** GIVEN RECORDS **
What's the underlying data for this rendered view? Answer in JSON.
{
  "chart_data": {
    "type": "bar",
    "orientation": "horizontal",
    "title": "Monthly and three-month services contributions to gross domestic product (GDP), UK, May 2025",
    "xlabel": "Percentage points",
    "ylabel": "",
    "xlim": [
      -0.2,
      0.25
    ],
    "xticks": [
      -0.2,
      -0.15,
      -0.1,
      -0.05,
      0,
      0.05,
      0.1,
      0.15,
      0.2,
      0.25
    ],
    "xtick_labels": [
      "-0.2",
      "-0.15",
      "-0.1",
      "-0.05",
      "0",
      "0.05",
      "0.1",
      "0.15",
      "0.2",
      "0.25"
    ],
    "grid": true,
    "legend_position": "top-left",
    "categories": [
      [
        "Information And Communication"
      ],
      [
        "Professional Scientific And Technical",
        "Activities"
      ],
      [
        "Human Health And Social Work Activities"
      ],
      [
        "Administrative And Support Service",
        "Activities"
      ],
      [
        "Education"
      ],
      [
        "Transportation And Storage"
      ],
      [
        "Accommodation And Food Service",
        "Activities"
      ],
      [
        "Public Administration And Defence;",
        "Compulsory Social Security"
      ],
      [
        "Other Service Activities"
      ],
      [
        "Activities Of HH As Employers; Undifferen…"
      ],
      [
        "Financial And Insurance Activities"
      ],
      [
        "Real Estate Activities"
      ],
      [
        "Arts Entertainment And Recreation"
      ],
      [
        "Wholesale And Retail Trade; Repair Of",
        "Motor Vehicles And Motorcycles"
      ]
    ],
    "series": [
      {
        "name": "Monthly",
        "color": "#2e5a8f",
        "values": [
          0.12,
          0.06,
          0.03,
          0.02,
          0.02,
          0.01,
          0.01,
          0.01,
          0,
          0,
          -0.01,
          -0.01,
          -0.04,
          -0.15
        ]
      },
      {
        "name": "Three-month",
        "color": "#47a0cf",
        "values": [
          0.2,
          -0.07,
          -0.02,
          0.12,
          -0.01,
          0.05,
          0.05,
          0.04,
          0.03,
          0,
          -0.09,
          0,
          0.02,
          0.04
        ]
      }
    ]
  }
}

** AIM OF THE EXERCISE **
Which lines include the word "Social"? List them all.

** TASK RESULT **
        "Human Health And Social Work Activities"
        "Compulsory Social Security"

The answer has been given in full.